───── EXERCISE INPUTS ─────

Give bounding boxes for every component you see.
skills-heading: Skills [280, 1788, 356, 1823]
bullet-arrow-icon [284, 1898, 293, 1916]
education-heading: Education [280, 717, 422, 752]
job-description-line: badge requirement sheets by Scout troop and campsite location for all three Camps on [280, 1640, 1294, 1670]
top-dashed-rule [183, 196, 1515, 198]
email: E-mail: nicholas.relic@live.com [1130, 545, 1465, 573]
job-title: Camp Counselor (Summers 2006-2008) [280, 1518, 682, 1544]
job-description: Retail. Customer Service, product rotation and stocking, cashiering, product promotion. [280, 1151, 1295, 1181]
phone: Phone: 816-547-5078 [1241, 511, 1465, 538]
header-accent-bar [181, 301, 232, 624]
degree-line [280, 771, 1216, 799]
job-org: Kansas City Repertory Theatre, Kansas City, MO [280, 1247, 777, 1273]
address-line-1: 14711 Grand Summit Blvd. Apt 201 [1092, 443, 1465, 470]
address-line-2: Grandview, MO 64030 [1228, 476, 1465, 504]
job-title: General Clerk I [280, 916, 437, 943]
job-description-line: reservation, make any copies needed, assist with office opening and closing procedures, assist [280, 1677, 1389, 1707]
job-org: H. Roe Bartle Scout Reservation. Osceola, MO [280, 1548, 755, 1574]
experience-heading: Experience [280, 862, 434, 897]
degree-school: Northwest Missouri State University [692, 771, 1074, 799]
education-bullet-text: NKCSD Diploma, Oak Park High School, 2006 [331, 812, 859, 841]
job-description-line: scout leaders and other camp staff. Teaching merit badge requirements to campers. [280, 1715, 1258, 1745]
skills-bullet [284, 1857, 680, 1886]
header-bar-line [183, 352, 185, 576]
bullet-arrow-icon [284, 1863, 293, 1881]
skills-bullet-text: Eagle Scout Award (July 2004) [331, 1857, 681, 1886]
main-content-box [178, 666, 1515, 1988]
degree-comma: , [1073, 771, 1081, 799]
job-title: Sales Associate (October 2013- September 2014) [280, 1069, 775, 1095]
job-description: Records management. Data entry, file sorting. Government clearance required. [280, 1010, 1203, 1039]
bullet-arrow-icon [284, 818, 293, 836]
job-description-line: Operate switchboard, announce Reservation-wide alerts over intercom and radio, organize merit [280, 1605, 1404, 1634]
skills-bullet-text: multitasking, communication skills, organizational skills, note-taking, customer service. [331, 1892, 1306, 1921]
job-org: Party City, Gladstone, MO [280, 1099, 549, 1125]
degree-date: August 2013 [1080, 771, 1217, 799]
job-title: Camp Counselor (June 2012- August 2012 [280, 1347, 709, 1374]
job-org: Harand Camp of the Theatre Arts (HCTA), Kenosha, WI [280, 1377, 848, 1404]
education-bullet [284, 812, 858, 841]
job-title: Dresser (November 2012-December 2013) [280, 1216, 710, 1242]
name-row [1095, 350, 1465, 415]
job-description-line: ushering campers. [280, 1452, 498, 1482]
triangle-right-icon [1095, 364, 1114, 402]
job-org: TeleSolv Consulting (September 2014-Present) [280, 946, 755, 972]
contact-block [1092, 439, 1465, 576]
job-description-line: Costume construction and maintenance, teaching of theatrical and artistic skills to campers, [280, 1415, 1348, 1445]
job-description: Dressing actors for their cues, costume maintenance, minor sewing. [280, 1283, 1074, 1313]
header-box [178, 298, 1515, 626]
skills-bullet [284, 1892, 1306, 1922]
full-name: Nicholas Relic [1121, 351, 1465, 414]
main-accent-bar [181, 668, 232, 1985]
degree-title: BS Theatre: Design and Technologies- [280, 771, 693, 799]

─────

Convert the records above into a JSON list of strings with one string for each line, omitting blank lines.

- [SOLUTION TO THIS PROBLEM]
[
  "Give bounding boxes for every component you see.",
  "skills-heading: Skills [280, 1788, 356, 1823]",
  "bullet-arrow-icon [284, 1898, 293, 1916]",
  "education-heading: Education [280, 717, 422, 752]",
  "job-description-line: badge requirement sheets by Scout troop and campsite location for all three Camps on [280, 1640, 1294, 1670]",
  "top-dashed-rule [183, 196, 1515, 198]",
  "email: E-mail: nicholas.relic@live.com [1130, 545, 1465, 573]",
  "job-title: Camp Counselor (Summers 2006-2008) [280, 1518, 682, 1544]",
  "job-description: Retail. Customer Service, product rotation and stocking, cashiering, product promotion. [280, 1151, 1295, 1181]",
  "phone: Phone: 816-547-5078 [1241, 511, 1465, 538]",
  "header-accent-bar [181, 301, 232, 624]",
  "degree-line [280, 771, 1216, 799]",
  "job-org: Kansas City Repertory Theatre, Kansas City, MO [280, 1247, 777, 1273]",
  "address-line-1: 14711 Grand Summit Blvd. Apt 201 [1092, 443, 1465, 470]",
  "address-line-2: Grandview, MO 64030 [1228, 476, 1465, 504]",
  "job-title: General Clerk I [280, 916, 437, 943]",
  "job-description-line: reservation, make any copies needed, assist with office opening and closing procedures, assist [280, 1677, 1389, 1707]",
  "job-org: H. Roe Bartle Scout Reservation. Osceola, MO [280, 1548, 755, 1574]",
  "experience-heading: Experience [280, 862, 434, 897]",
  "degree-school: Northwest Missouri State University [692, 771, 1074, 799]",
  "education-bullet-text: NKCSD Diploma, Oak Park High School, 2006 [331, 812, 859, 841]",
  "job-description-line: scout leaders and other camp staff. Teaching merit badge requirements to campers. [280, 1715, 1258, 1745]",
  "skills-bullet [284, 1857, 680, 1886]",
  "header-bar-line [183, 352, 185, 576]",
  "bullet-arrow-icon [284, 1863, 293, 1881]",
  "skills-bullet-text: Eagle Scout Award (July 2004) [331, 1857, 681, 1886]",
  "main-content-box [178, 666, 1515, 1988]",
  "degree-comma: , [1073, 771, 1081, 799]",
  "job-title: Sales Associate (October 2013- September 2014) [280, 1069, 775, 1095]",
  "job-description: Records management. Data entry, file sorting. Government clearance required. [280, 1010, 1203, 1039]",
  "bullet-arrow-icon [284, 818, 293, 836]",
  "job-description-line: Operate switchboard, announce Reservation-wide alerts over intercom and radio, organize merit [280, 1605, 1404, 1634]",
  "skills-bullet-text: multitasking, communication skills, organizational skills, note-taking, customer service. [331, 1892, 1306, 1921]",
  "job-org: Party City, Gladstone, MO [280, 1099, 549, 1125]",
  "degree-date: August 2013 [1080, 771, 1217, 799]",
  "job-title: Camp Counselor (June 2012- August 2012 [280, 1347, 709, 1374]",
  "job-org: Harand Camp of the Theatre Arts (HCTA), Kenosha, WI [280, 1377, 848, 1404]",
  "education-bullet [284, 812, 858, 841]",
  "job-title: Dresser (November 2012-December 2013) [280, 1216, 710, 1242]",
  "name-row [1095, 350, 1465, 415]",
  "job-description-line: ushering campers. [280, 1452, 498, 1482]",
  "triangle-right-icon [1095, 364, 1114, 402]",
  "job-org: TeleSolv Consulting (September 2014-Present) [280, 946, 755, 972]",
  "contact-block [1092, 439, 1465, 576]",
  "job-description-line: Costume construction and maintenance, teaching of theatrical and artistic skills to campers, [280, 1415, 1348, 1445]",
  "job-description: Dressing actors for their cues, costume maintenance, minor sewing. [280, 1283, 1074, 1313]",
  "header-box [178, 298, 1515, 626]",
  "skills-bullet [284, 1892, 1306, 1922]",
  "full-name: Nicholas Relic [1121, 351, 1465, 414]",
  "main-accent-bar [181, 668, 232, 1985]",
  "degree-title: BS Theatre: Design and Technologies- [280, 771, 693, 799]"
]